Repeat each record exactly. Any picture gets left out.

** START PROVIDED DATA **

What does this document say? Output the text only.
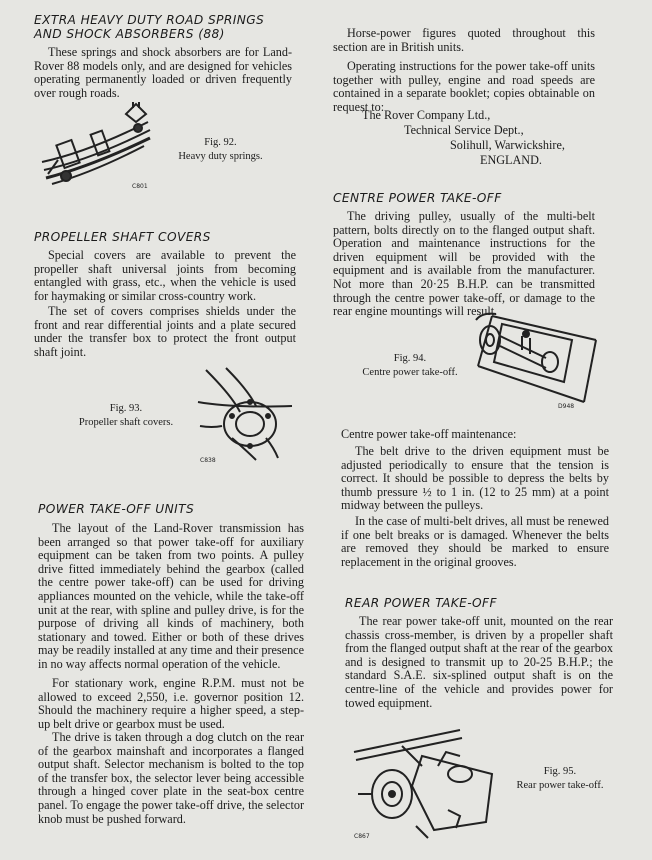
EXTRA HEAVY DUTY ROAD SPRINGS

AND SHOCK ABSORBERS (88)

These springs and shock absorbers are for Land-Rover 88 models only, and are designed for vehicles operating permanently loaded or driven frequently over rough roads.

C801
Fig. 92.
Heavy duty springs.

PROPELLER SHAFT COVERS

Special covers are available to prevent the propeller shaft universal joints from becoming entangled with grass, etc., when the vehicle is used for haymaking or similar cross-country work.

The set of covers comprises shields under the front and rear differential joints and a plate secured under the transfer box to protect the front output shaft joint.

Fig. 93.
Propeller shaft covers.
C838

POWER TAKE-OFF UNITS

The layout of the Land-Rover transmission has been arranged so that power take-off for auxiliary equipment can be taken from two points. A pulley drive fitted immediately behind the gearbox (called the centre power take-off) can be used for driving appliances mounted on the vehicle, while the take-off unit at the rear, with spline and pulley drive, is for the purpose of driving all kinds of machinery, both stationary and towed. Either or both of these drives may be readily installed at any time and their presence in no way affects normal operation of the vehicle.

For stationary work, engine R.P.M. must not be allowed to exceed 2,550, i.e. governor position 12. Should the machinery require a higher speed, a step-up belt drive or gearbox must be used.

The drive is taken through a dog clutch on the rear of the gearbox mainshaft and incorporates a flanged output shaft. Selector mechanism is bolted to the top of the transfer box, the selector lever being accessible through a hinged cover plate in the seat-box centre panel. To engage the power take-off drive, the selector knob must be pushed forward.

Horse-power figures quoted throughout this section are in British units.

Operating instructions for the power take-off units together with pulley, engine and road speeds are contained in a separate booklet; copies obtainable on request to:

The Rover Company Ltd.,
Technical Service Dept.,
Solihull, Warwickshire,
ENGLAND.

CENTRE POWER TAKE-OFF

The driving pulley, usually of the multi-belt pattern, bolts directly on to the flanged output shaft. Operation and maintenance instructions for the driven equipment will be provided with the equipment and is available from the manufacturer. Not more than 20·25 B.H.P. can be transmitted through the centre power take-off, or damage to the rear engine mountings will result.

Fig. 94.
Centre power take-off.
D948
Centre power take-off maintenance:

The belt drive to the driven equipment must be adjusted periodically to ensure that the tension is correct. It should be possible to depress the belts by thumb pressure ½ to 1 in. (12 to 25 mm) at a point midway between the pulleys.

In the case of multi-belt drives, all must be renewed if one belt breaks or is damaged. Whenever the belts are removed they should be marked to ensure replacement in the original grooves.

REAR POWER TAKE-OFF

The rear power take-off unit, mounted on the rear chassis cross-member, is driven by a propeller shaft from the flanged output shaft at the rear of the gearbox and is designed to transmit up to 20-25 B.H.P.; the standard S.A.E. six-splined output shaft is on the centre-line of the vehicle and provides power for towed equipment.

C867
Fig. 95.
Rear power take-off.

** END PROVIDED DATA **

RESPONSE TO THIS EXERCISE:
What does this document say? Output the text only.
EXTRA HEAVY DUTY ROAD SPRINGS

AND SHOCK ABSORBERS (88)

These springs and shock absorbers are for Land-Rover 88 models only, and are designed for vehicles operating permanently loaded or driven frequently over rough roads.

C801
Fig. 92.
Heavy duty springs.

PROPELLER SHAFT COVERS

Special covers are available to prevent the propeller shaft universal joints from becoming entangled with grass, etc., when the vehicle is used for haymaking or similar cross-country work.

The set of covers comprises shields under the front and rear differential joints and a plate secured under the transfer box to protect the front output shaft joint.

Fig. 93.
Propeller shaft covers.
C838

POWER TAKE-OFF UNITS

The layout of the Land-Rover transmission has been arranged so that power take-off for auxiliary equipment can be taken from two points. A pulley drive fitted immediately behind the gearbox (called the centre power take-off) can be used for driving appliances mounted on the vehicle, while the take-off unit at the rear, with spline and pulley drive, is for the purpose of driving all kinds of machinery, both stationary and towed. Either or both of these drives may be readily installed at any time and their presence in no way affects normal operation of the vehicle.

For stationary work, engine R.P.M. must not be allowed to exceed 2,550, i.e. governor position 12. Should the machinery require a higher speed, a step-up belt drive or gearbox must be used.

The drive is taken through a dog clutch on the rear of the gearbox mainshaft and incorporates a flanged output shaft. Selector mechanism is bolted to the top of the transfer box, the selector lever being accessible through a hinged cover plate in the seat-box centre panel. To engage the power take-off drive, the selector knob must be pushed forward.

Horse-power figures quoted throughout this section are in British units.

Operating instructions for the power take-off units together with pulley, engine and road speeds are contained in a separate booklet; copies obtainable on request to:

The Rover Company Ltd.,
Technical Service Dept.,
Solihull, Warwickshire,
ENGLAND.

CENTRE POWER TAKE-OFF

The driving pulley, usually of the multi-belt pattern, bolts directly on to the flanged output shaft. Operation and maintenance instructions for the driven equipment will be provided with the equipment and is available from the manufacturer. Not more than 20·25 B.H.P. can be transmitted through the centre power take-off, or damage to the rear engine mountings will result.

Fig. 94.
Centre power take-off.
D948
Centre power take-off maintenance:

The belt drive to the driven equipment must be adjusted periodically to ensure that the tension is correct. It should be possible to depress the belts by thumb pressure ½ to 1 in. (12 to 25 mm) at a point midway between the pulleys.

In the case of multi-belt drives, all must be renewed if one belt breaks or is damaged. Whenever the belts are removed they should be marked to ensure replacement in the original grooves.

REAR POWER TAKE-OFF

The rear power take-off unit, mounted on the rear chassis cross-member, is driven by a propeller shaft from the flanged output shaft at the rear of the gearbox and is designed to transmit up to 20-25 B.H.P.; the standard S.A.E. six-splined output shaft is on the centre-line of the vehicle and provides power for towed equipment.

C867
Fig. 95.
Rear power take-off.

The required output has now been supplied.